Each record is to be transcribed exactly.

※

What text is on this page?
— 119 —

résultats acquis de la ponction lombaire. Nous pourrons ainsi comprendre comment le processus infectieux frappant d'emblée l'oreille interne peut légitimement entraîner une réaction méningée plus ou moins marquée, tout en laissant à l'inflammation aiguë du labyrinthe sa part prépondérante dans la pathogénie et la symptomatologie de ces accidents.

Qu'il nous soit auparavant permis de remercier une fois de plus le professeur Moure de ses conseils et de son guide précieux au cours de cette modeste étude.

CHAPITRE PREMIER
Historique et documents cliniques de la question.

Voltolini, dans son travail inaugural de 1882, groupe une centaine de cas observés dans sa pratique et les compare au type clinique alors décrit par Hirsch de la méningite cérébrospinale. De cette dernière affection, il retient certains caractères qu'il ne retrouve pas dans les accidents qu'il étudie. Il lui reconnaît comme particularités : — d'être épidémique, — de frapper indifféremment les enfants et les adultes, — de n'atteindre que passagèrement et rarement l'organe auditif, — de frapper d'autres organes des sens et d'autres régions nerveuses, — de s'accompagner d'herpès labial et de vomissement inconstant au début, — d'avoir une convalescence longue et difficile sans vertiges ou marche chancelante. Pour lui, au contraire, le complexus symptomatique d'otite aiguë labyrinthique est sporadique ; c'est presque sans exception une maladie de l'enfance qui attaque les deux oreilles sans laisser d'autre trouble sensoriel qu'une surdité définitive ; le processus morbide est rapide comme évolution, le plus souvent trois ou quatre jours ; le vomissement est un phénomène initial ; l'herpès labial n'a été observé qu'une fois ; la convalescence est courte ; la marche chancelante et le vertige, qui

※

**SOLUTION:**
What text is on this page?
— 119 —

résultats acquis de la ponction lombaire. Nous pourrons ainsi comprendre comment le processus infectieux frappant d'emblée l'oreille interne peut légitimement entraîner une réaction méningée plus ou moins marquée, tout en laissant à l'inflammation aiguë du labyrinthe sa part prépondérante dans la pathogénie et la symptomatologie de ces accidents.

Qu'il nous soit auparavant permis de remercier une fois de plus le professeur Moure de ses conseils et de son guide précieux au cours de cette modeste étude.

CHAPITRE PREMIER
Historique et documents cliniques de la question.

Voltolini, dans son travail inaugural de 1882, groupe une centaine de cas observés dans sa pratique et les compare au type clinique alors décrit par Hirsch de la méningite cérébrospinale. De cette dernière affection, il retient certains caractères qu'il ne retrouve pas dans les accidents qu'il étudie. Il lui reconnaît comme particularités : — d'être épidémique, — de frapper indifféremment les enfants et les adultes, — de n'atteindre que passagèrement et rarement l'organe auditif, — de frapper d'autres organes des sens et d'autres régions nerveuses, — de s'accompagner d'herpès labial et de vomissement inconstant au début, — d'avoir une convalescence longue et difficile sans vertiges ou marche chancelante. Pour lui, au contraire, le complexus symptomatique d'otite aiguë labyrinthique est sporadique ; c'est presque sans exception une maladie de l'enfance qui attaque les deux oreilles sans laisser d'autre trouble sensoriel qu'une surdité définitive ; le processus morbide est rapide comme évolution, le plus souvent trois ou quatre jours ; le vomissement est un phénomène initial ; l'herpès labial n'a été observé qu'une fois ; la convalescence est courte ; la marche chancelante et le vertige, qui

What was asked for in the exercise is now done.